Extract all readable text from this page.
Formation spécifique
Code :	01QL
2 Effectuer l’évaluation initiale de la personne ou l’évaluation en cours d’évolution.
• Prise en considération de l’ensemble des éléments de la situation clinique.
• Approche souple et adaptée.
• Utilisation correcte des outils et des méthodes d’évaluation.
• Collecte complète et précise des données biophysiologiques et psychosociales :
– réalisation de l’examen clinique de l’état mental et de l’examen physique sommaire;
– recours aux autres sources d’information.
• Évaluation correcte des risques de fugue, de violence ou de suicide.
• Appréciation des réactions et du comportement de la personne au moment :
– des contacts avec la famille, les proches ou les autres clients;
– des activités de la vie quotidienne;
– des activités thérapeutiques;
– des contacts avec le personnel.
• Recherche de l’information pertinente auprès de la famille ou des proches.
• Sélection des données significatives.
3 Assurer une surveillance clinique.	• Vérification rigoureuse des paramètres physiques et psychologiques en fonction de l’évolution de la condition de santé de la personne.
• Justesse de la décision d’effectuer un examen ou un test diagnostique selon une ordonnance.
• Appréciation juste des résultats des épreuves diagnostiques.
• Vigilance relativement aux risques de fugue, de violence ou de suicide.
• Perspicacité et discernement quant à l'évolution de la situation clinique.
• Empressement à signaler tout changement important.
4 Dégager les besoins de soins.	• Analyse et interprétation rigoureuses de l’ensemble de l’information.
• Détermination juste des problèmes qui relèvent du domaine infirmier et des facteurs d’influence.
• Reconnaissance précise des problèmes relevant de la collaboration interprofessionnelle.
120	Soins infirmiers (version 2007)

...

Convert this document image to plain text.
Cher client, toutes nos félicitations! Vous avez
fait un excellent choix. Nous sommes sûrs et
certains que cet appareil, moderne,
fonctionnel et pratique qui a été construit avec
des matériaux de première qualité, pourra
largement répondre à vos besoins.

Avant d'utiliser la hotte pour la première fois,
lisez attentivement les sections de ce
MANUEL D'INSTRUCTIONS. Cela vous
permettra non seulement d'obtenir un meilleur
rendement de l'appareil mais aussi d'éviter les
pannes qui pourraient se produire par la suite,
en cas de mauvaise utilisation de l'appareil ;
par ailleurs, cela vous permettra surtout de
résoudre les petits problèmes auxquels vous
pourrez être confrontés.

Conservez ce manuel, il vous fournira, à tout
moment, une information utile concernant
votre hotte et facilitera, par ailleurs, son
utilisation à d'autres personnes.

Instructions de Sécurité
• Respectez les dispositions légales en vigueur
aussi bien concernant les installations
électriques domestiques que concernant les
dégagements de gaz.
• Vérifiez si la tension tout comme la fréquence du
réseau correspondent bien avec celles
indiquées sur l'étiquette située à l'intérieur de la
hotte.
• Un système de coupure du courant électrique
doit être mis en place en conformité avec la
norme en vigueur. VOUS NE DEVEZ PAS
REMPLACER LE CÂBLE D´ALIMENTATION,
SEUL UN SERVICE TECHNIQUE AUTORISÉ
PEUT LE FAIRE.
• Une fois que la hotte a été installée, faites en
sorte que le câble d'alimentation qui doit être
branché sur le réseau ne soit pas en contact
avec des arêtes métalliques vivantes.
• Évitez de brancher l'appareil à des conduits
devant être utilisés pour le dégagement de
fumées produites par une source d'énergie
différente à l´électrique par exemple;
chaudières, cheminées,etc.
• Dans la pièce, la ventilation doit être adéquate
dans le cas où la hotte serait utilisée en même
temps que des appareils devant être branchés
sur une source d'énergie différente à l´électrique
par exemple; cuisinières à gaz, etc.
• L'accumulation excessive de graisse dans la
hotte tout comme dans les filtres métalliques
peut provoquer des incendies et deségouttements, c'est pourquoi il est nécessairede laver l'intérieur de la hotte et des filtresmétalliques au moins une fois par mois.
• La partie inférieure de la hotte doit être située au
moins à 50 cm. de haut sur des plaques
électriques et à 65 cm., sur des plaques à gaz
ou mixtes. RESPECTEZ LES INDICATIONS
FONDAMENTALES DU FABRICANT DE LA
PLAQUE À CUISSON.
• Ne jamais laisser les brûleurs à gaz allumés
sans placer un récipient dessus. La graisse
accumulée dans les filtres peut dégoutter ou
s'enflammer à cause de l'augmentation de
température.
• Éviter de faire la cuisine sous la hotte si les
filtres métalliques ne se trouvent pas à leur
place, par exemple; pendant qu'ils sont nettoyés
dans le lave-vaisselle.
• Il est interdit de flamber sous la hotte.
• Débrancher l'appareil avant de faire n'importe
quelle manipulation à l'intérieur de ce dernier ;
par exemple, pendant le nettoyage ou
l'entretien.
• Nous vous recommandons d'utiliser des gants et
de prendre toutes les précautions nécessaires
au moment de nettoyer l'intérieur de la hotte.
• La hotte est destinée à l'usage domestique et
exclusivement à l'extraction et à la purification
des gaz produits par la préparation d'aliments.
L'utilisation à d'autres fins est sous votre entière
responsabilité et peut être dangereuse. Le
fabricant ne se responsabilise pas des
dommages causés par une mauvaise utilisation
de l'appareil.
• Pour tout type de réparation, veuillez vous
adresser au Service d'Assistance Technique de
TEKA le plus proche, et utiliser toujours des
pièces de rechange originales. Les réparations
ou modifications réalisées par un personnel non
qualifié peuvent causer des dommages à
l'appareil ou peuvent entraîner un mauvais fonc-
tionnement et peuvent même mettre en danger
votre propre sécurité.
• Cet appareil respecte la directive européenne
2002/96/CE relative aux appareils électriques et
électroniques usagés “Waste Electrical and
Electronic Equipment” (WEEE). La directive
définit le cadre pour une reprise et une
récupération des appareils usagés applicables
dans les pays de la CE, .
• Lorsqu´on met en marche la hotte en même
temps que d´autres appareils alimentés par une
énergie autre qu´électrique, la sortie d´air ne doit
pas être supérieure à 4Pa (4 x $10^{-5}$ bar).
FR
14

* * *

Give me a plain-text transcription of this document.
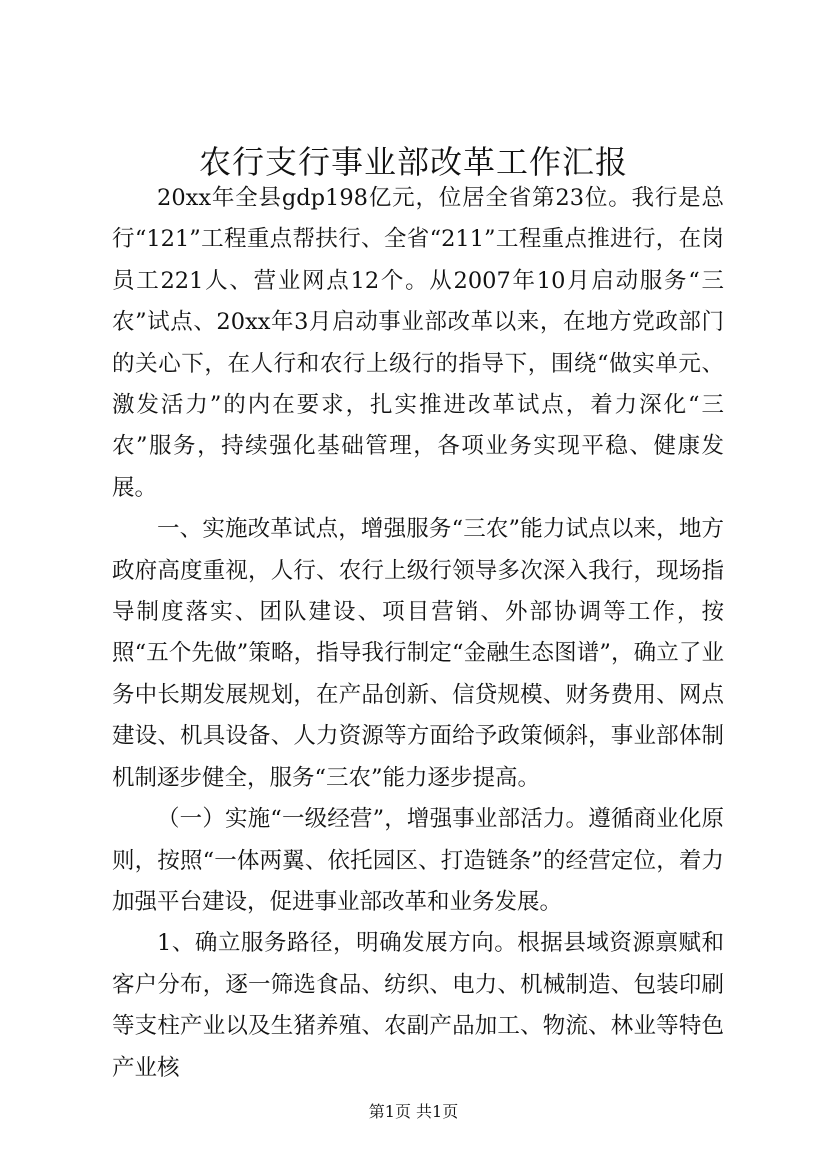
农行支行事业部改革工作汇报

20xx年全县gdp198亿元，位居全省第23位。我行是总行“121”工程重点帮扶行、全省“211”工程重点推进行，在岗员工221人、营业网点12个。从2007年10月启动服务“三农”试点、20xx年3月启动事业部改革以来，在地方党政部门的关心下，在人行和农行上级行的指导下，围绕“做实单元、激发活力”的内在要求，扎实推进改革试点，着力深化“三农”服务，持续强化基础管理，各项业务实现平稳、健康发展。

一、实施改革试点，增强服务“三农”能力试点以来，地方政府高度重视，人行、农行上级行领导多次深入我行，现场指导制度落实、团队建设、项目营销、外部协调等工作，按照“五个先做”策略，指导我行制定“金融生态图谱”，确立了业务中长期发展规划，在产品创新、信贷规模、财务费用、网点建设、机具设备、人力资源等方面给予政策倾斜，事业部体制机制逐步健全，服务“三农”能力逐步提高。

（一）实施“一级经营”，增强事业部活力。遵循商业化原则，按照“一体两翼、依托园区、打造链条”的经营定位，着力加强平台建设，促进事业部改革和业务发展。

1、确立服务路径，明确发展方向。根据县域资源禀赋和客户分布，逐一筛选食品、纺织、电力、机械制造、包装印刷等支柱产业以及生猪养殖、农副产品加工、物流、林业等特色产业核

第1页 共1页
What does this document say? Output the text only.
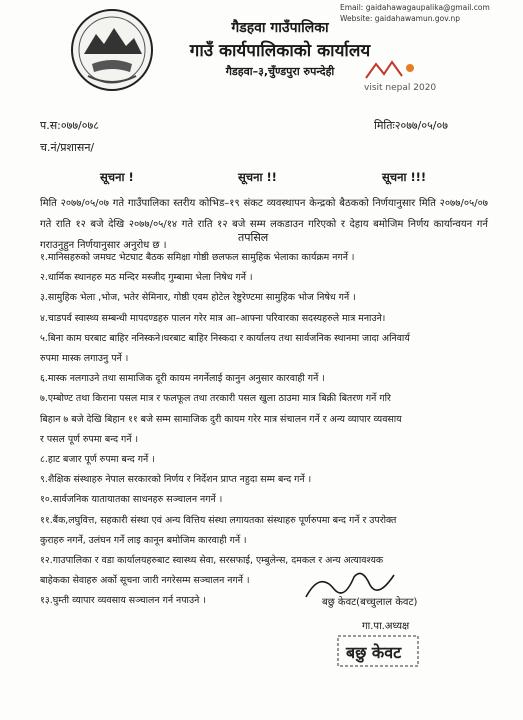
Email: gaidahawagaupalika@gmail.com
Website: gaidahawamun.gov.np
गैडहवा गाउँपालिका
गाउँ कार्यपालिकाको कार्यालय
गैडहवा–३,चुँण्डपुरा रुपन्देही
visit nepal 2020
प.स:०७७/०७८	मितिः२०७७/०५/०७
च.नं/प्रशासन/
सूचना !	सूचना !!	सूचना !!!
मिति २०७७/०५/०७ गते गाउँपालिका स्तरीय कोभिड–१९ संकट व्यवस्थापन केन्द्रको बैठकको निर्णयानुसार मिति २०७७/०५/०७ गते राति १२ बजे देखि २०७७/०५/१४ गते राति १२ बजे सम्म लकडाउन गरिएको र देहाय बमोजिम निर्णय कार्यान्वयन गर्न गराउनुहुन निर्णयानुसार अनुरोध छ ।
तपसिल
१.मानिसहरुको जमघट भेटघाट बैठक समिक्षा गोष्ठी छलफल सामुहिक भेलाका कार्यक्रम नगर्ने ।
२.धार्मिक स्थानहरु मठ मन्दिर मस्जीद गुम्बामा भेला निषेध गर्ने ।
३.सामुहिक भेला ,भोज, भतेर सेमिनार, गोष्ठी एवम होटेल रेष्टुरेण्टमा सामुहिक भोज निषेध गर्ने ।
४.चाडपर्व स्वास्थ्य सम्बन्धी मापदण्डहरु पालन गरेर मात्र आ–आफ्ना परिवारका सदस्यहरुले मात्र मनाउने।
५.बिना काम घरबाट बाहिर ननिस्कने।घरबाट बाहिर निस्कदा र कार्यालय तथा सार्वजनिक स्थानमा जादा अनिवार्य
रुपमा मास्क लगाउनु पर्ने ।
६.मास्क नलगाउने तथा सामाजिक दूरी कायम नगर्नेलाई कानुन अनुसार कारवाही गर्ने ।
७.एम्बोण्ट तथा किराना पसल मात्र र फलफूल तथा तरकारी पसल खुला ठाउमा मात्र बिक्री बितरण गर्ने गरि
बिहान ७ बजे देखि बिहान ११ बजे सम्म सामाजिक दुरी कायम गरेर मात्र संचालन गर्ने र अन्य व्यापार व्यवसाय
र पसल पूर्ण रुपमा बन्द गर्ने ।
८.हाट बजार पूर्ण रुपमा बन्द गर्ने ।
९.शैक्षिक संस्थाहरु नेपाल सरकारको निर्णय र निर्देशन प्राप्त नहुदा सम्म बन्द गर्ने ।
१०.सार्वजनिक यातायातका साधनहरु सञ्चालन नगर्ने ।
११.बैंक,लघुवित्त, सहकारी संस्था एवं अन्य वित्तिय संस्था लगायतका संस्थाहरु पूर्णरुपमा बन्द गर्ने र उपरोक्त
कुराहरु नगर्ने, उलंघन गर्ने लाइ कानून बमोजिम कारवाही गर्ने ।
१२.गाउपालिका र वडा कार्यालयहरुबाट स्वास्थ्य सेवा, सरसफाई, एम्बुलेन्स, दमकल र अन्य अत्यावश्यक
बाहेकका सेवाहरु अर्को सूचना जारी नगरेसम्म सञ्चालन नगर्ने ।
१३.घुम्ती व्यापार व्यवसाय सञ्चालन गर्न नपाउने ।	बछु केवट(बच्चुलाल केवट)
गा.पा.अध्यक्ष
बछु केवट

◆ WHAT IS ASKED ◆
Tell how many lines hold the string "même", giving the number and nothing else.

◆ SOLVED PROBLEM ◆
3